> WHAT TO WORK ON
Every line of the data that contains the string "modice" must be copied.

>>>

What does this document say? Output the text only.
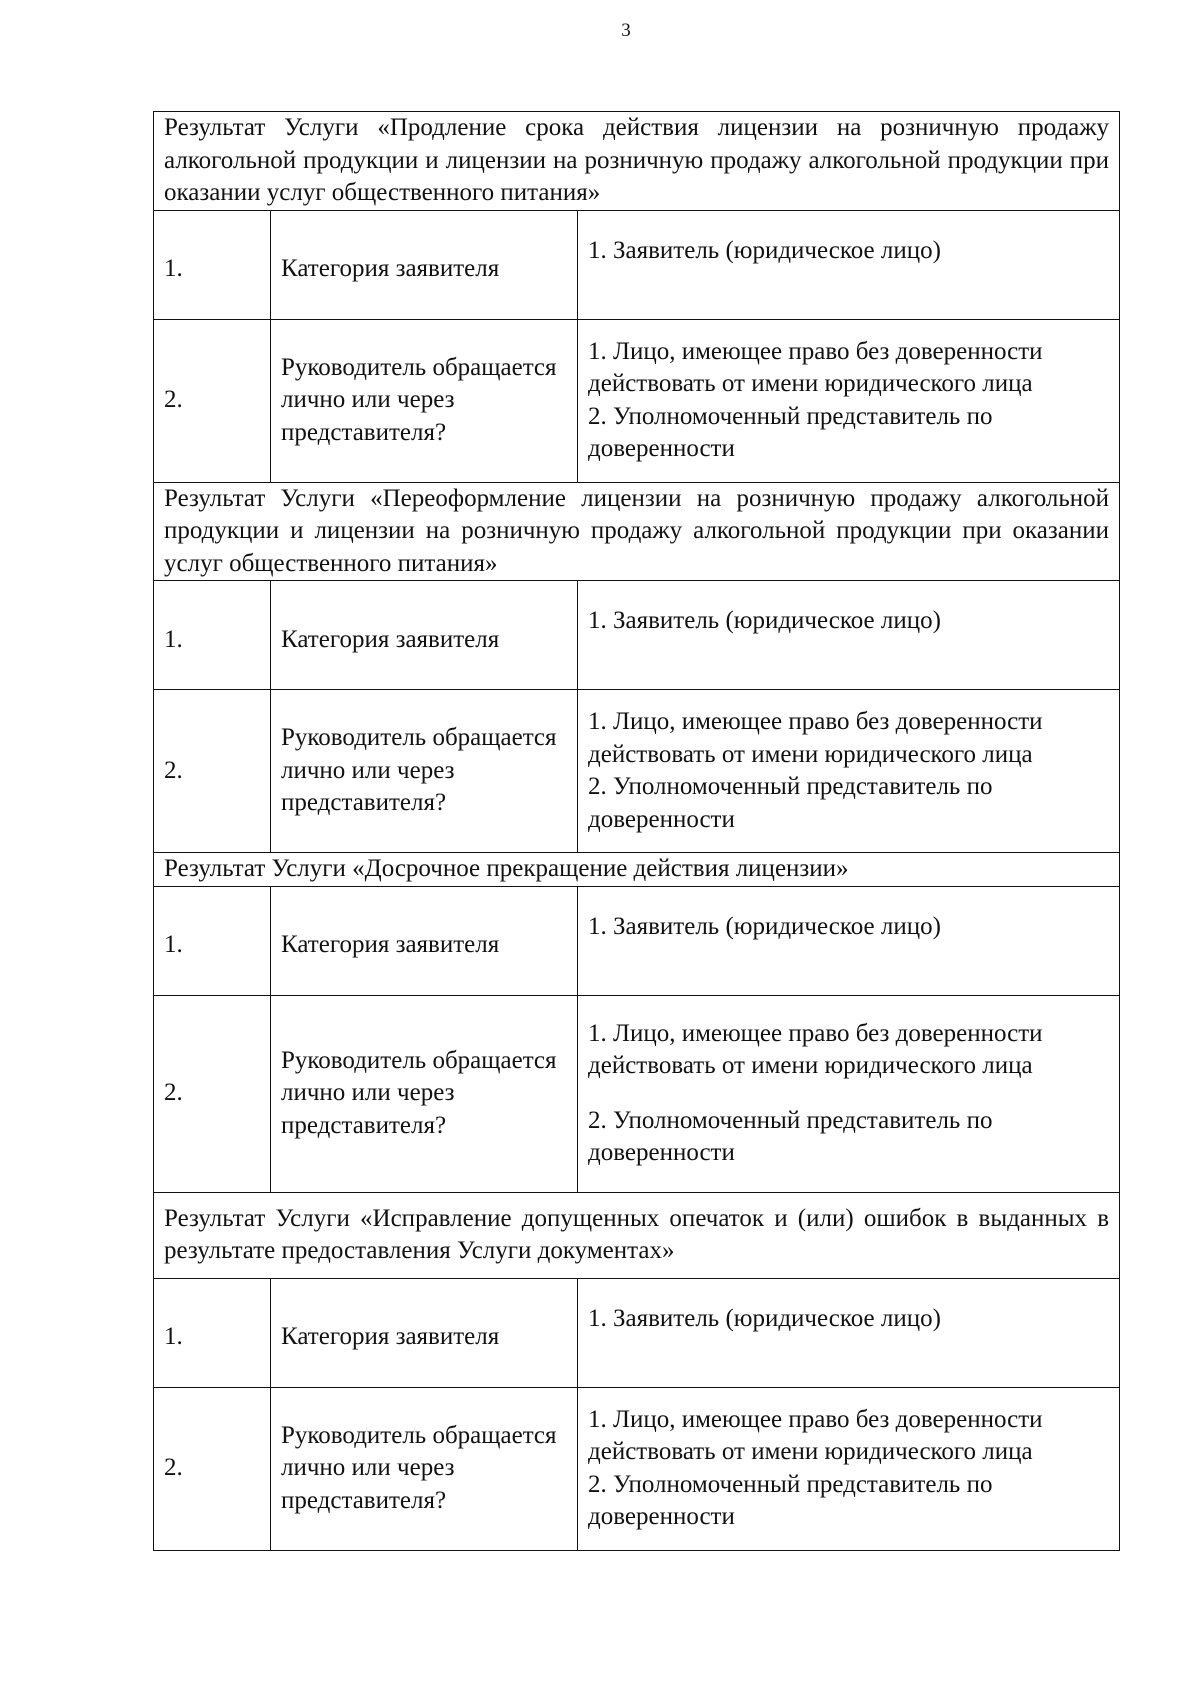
3
Результат Услуги «Продление срока действия лицензии на розничную продажу алкогольной продукции и лицензии на розничную продажу алкогольной продукции при оказании услуг общественного питания»		
1.	Категория заявителя	1. Заявитель (юридическое лицо)

2.	Руководитель обращается лично или через представителя?	1. Лицо, имеющее право без доверенности действовать от имени юридического лица
2. Уполномоченный представитель по доверенности

Результат Услуги «Переоформление лицензии на розничную продажу алкогольной продукции и лицензии на розничную продажу алкогольной продукции при оказании услуг общественного питания»		
1.	Категория заявителя	1. Заявитель (юридическое лицо)

2.	Руководитель обращается лично или через представителя?	1. Лицо, имеющее право без доверенности действовать от имени юридического лица
2. Уполномоченный представитель по доверенности

Результат Услуги «Досрочное прекращение действия лицензии»		
1.	Категория заявителя	1. Заявитель (юридическое лицо)

2.	Руководитель обращается лично или через представителя?	1. Лицо, имеющее право без доверенности действовать от имени юридического лица
2. Уполномоченный представитель по доверенности

Результат Услуги «Исправление допущенных опечаток и (или) ошибок в выданных в результате предоставления Услуги документах»		
1.	Категория заявителя	1. Заявитель (юридическое лицо)

2.	Руководитель обращается лично или через представителя?	1. Лицо, имеющее право без доверенности действовать от имени юридического лица
2. Уполномоченный представитель по доверенности
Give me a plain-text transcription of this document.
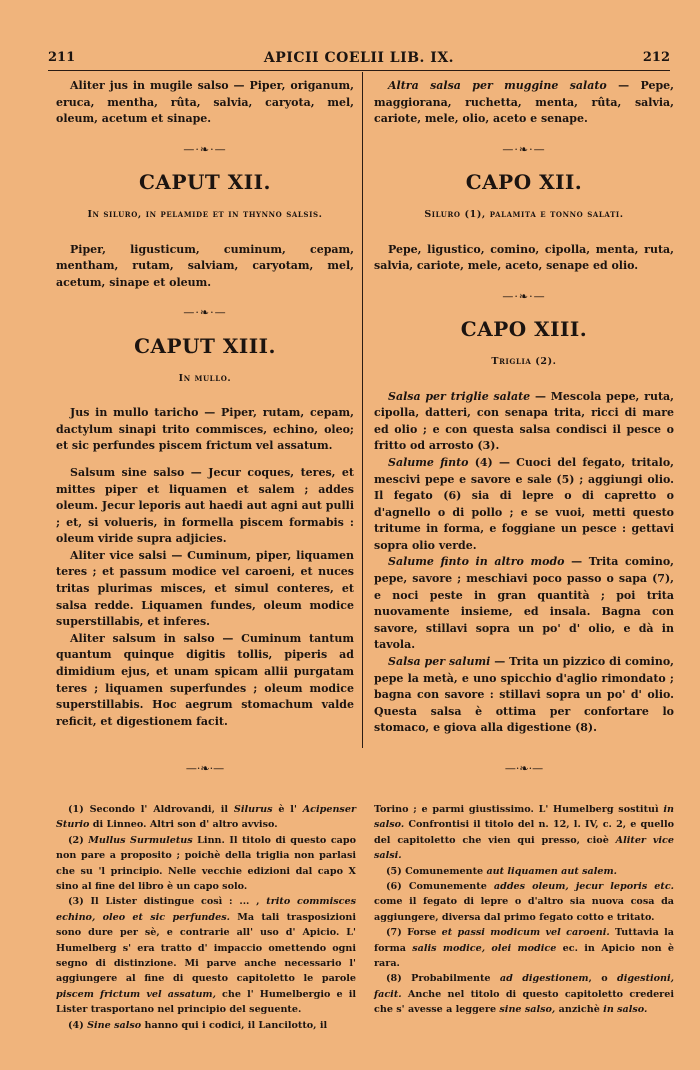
211	APICII COELII LIB. IX.	212

Aliter jus in mugile salso — Piper, origanum, eruca, mentha, rûta, salvia, caryota, mel, oleum, acetum et sinape.

—·❧·—
CAPUT XII.
In siluro, in pelamide et in thynno salsis.

Piper, ligusticum, cuminum, cepam, mentham, rutam, salviam, caryotam, mel, acetum, sinape et oleum.

—·❧·—
CAPUT XIII.
In mullo.

Jus in mullo taricho — Piper, rutam, cepam, dactylum sinapi trito commisces, echino, oleo; et sic perfundes piscem frictum vel assatum.

Salsum sine salso — Jecur coques, teres, et mittes piper et liquamen et salem ; addes oleum. Jecur leporis aut haedi aut agni aut pulli ; et, si volueris, in formella piscem formabis : oleum viride supra adjicies.

Aliter vice salsi — Cuminum, piper, liquamen teres ; et passum modice vel caroeni, et nuces tritas plurimas misces, et simul conteres, et salsa redde. Liquamen fundes, oleum modice superstillabis, et inferes.

Aliter salsum in salso — Cuminum tantum quantum quinque digitis tollis, piperis ad dimidium ejus, et unam spicam allii purgatam teres ; liquamen superfundes ; oleum modice superstillabis. Hoc aegrum stomachum valde reficit, et digestionem facit.

Altra salsa per muggine salato — Pepe, maggiorana, ruchetta, menta, rûta, salvia, cariote, mele, olio, aceto e senape.

—·❧·—
CAPO XII.
Siluro (1), palamita e tonno salati.

Pepe, ligustico, comino, cipolla, menta, ruta, salvia, cariote, mele, aceto, senape ed olio.

—·❧·—
CAPO XIII.
Triglia (2).

Salsa per triglie salate — Mescola pepe, ruta, cipolla, datteri, con senapa trita, ricci di mare ed olio ; e con questa salsa condisci il pesce o fritto od arrosto (3).

Salume finto (4) — Cuoci del fegato, tritalo, mescivi pepe e savore e sale (5) ; aggiungi olio. Il fegato (6) sia di lepre o di capretto o d'agnello o di pollo ; e se vuoi, metti questo tritume in forma, e foggiane un pesce : gettavi sopra olio verde.

Salume finto in altro modo — Trita comino, pepe, savore ; meschiavi poco passo o sapa (7), e noci peste in gran quantità ; poi trita nuovamente insieme, ed insala. Bagna con savore, stillavi sopra un po' d' olio, e dà in tavola.

Salsa per salumi — Trita un pizzico di comino, pepe la metà, e uno spicchio d'aglio rimondato ; bagna con savore : stillavi sopra un po' d' olio. Questa salsa è ottima per confortare lo stomaco, e giova alla digestione (8).

—·❧·—	—·❧·—

(1) Secondo l' Aldrovandi, il Silurus è l' Acipenser Sturio di Linneo. Altri son d' altro avviso.

(2) Mullus Surmuletus Linn. Il titolo di questo capo non pare a proposito ; poichè della triglia non parlasi che su 'l principio. Nelle vecchie edizioni dal capo X sino al fine del libro è un capo solo.

(3) Il Lister distingue così : ... , trito commisces echino, oleo et sic perfundes. Ma tali trasposizioni sono dure per sè, e contrarie all' uso d' Apicio. L' Humelberg s' era tratto d' impaccio omettendo ogni segno di distinzione. Mi parve anche necessario l' aggiungere al fine di questo capitoletto le parole piscem frictum vel assatum, che l' Humelbergio e il Lister trasportano nel principio del seguente.

(4) Sine salso hanno qui i codici, il Lancilotto, il

Torino ; e parmi giustissimo. L' Humelberg sostituì in salso. Confrontisi il titolo del n. 12, l. IV, c. 2, e quello del capitoletto che vien qui presso, cioè Aliter vice salsi.

(5) Comunemente aut liquamen aut salem.

(6) Comunemente addes oleum, jecur leporis etc. come il fegato di lepre o d'altro sia nuova cosa da aggiungere, diversa dal primo fegato cotto e tritato.

(7) Forse et passi modicum vel caroeni. Tuttavia la forma salis modice, olei modice ec. in Apicio non è rara.

(8) Probabilmente ad digestionem, o digestioni, facit. Anche nel titolo di questo capitoletto crederei che s' avesse a leggere sine salso, anzichè in salso.
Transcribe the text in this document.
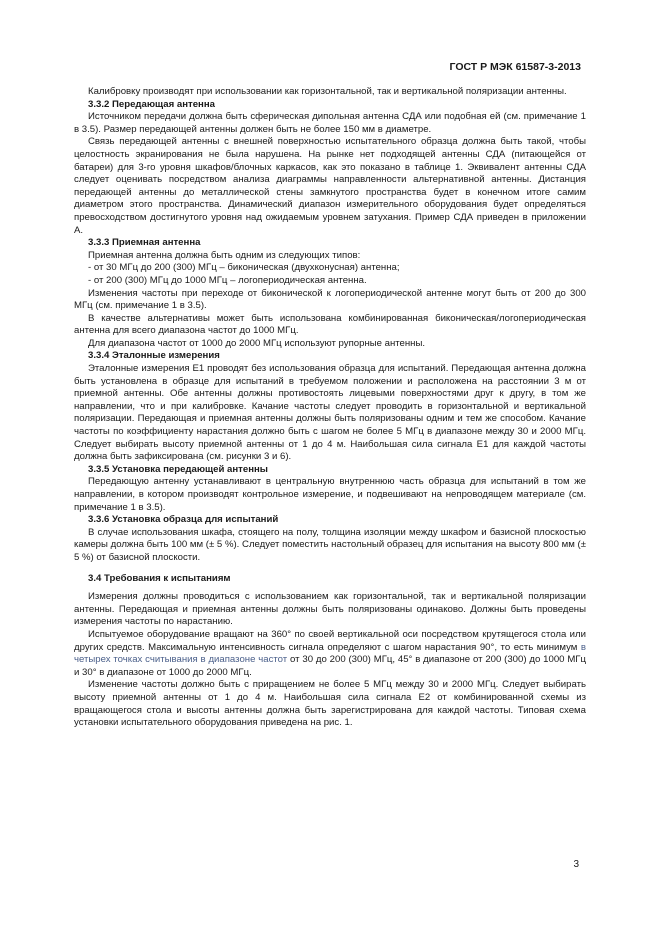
ГОСТ Р МЭК 61587-3-2013

Калибровку производят при использовании как горизонтальной, так и вертикальной поляризации антенны.

3.3.2 Передающая антенна

Источником передачи должна быть сферическая дипольная антенна СДА или подобная ей (см. примечание 1 в 3.5). Размер передающей антенны должен быть не более 150 мм в диаметре.

Связь передающей антенны с внешней поверхностью испытательного образца должна быть такой, чтобы целостность экранирования не была нарушена. На рынке нет подходящей антенны СДА (питающейся от батареи) для 3-го уровня шкафов/блочных каркасов, как это показано в таблице 1. Эквивалент антенны СДА следует оценивать посредством анализа диаграммы направленности альтернативной антенны. Дистанция передающей антенны до металлической стены замкнутого пространства будет в конечном итоге самим диаметром этого пространства. Динамический диапазон измерительного оборудования будет определяться превосходством достигнутого уровня над ожидаемым уровнем затухания. Пример СДА приведен в приложении А.

3.3.3 Приемная антенна

Приемная антенна должна быть одним из следующих типов:

- от 30 МГц до 200 (300) МГц – биконическая (двухконусная) антенна;

- от 200 (300) МГц до 1000 МГц – логопериодическая антенна.

Изменения частоты при переходе от биконической к логопериодической антенне могут быть от 200 до 300 МГц (см. примечание 1 в 3.5).

В качестве альтернативы может быть использована комбинированная биконическая/логопериодическая антенна для всего диапазона частот до 1000 МГц.

Для диапазона частот от 1000 до 2000 МГц используют рупорные антенны.

3.3.4 Эталонные измерения

Эталонные измерения E1 проводят без использования образца для испытаний. Передающая антенна должна быть установлена в образце для испытаний в требуемом положении и расположена на расстоянии 3 м от приемной антенны. Обе антенны должны противостоять лицевыми поверхностями друг к другу, в том же направлении, что и при калибровке. Качание частоты следует проводить в горизонтальной и вертикальной поляризации. Передающая и приемная антенны должны быть поляризованы одним и тем же способом. Качание частоты по коэффициенту нарастания должно быть с шагом не более 5 МГц в диапазоне между 30 и 2000 МГц. Следует выбирать высоту приемной антенны от 1 до 4 м. Наибольшая сила сигнала E1 для каждой частоты должна быть зафиксирована (см. рисунки 3 и 6).

3.3.5 Установка передающей антенны

Передающую антенну устанавливают в центральную внутреннюю часть образца для испытаний в том же направлении, в котором производят контрольное измерение, и подвешивают на непроводящем материале (см. примечание 1 в 3.5).

3.3.6 Установка образца для испытаний

В случае использования шкафа, стоящего на полу, толщина изоляции между шкафом и базисной плоскостью камеры должна быть 100 мм (± 5 %). Следует поместить настольный образец для испытания на высоту 800 мм (± 5 %) от базисной плоскости.

3.4 Требования к испытаниям

Измерения должны проводиться с использованием как горизонтальной, так и вертикальной поляризации антенны. Передающая и приемная антенны должны быть поляризованы одинаково. Должны быть проведены измерения частоты по нарастанию.

Испытуемое оборудование вращают на 360° по своей вертикальной оси посредством крутящегося стола или других средств. Максимальную интенсивность сигнала определяют с шагом нарастания 90°, то есть минимум в четырех точках считывания в диапазоне частот от 30 до 200 (300) МГц, 45° в диапазоне от 200 (300) до 1000 МГц и 30° в диапазоне от 1000 до 2000 МГц.

Изменение частоты должно быть с приращением не более 5 МГц между 30 и 2000 МГц. Следует выбирать высоту приемной антенны от 1 до 4 м. Наибольшая сила сигнала E2 от комбинированной схемы из вращающегося стола и высоты антенны должна быть зарегистрирована для каждой частоты. Типовая схема установки испытательного оборудования приведена на рис. 1.

3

<<<

> FINAL RESULT
Aliter vice salsi — Cuminum, piper, liquamen teres ; et passum modice vel caroeni, et nuces tritas plurimas misces, et simul conteres, et salsa redde. Liquamen fundes, oleum modice superstillabis, et inferes.
Aliter salsum in salso — Cuminum tantum quantum quinque digitis tollis, piperis ad dimidium ejus, et unam spicam allii purgatam teres ; liquamen superfundes ; oleum modice superstillabis. Hoc aegrum stomachum valde reficit, et digestionem facit.
(7) Forse et passi modicum vel caroeni. Tuttavia la forma salis modice, olei modice ec. in Apicio non è rara.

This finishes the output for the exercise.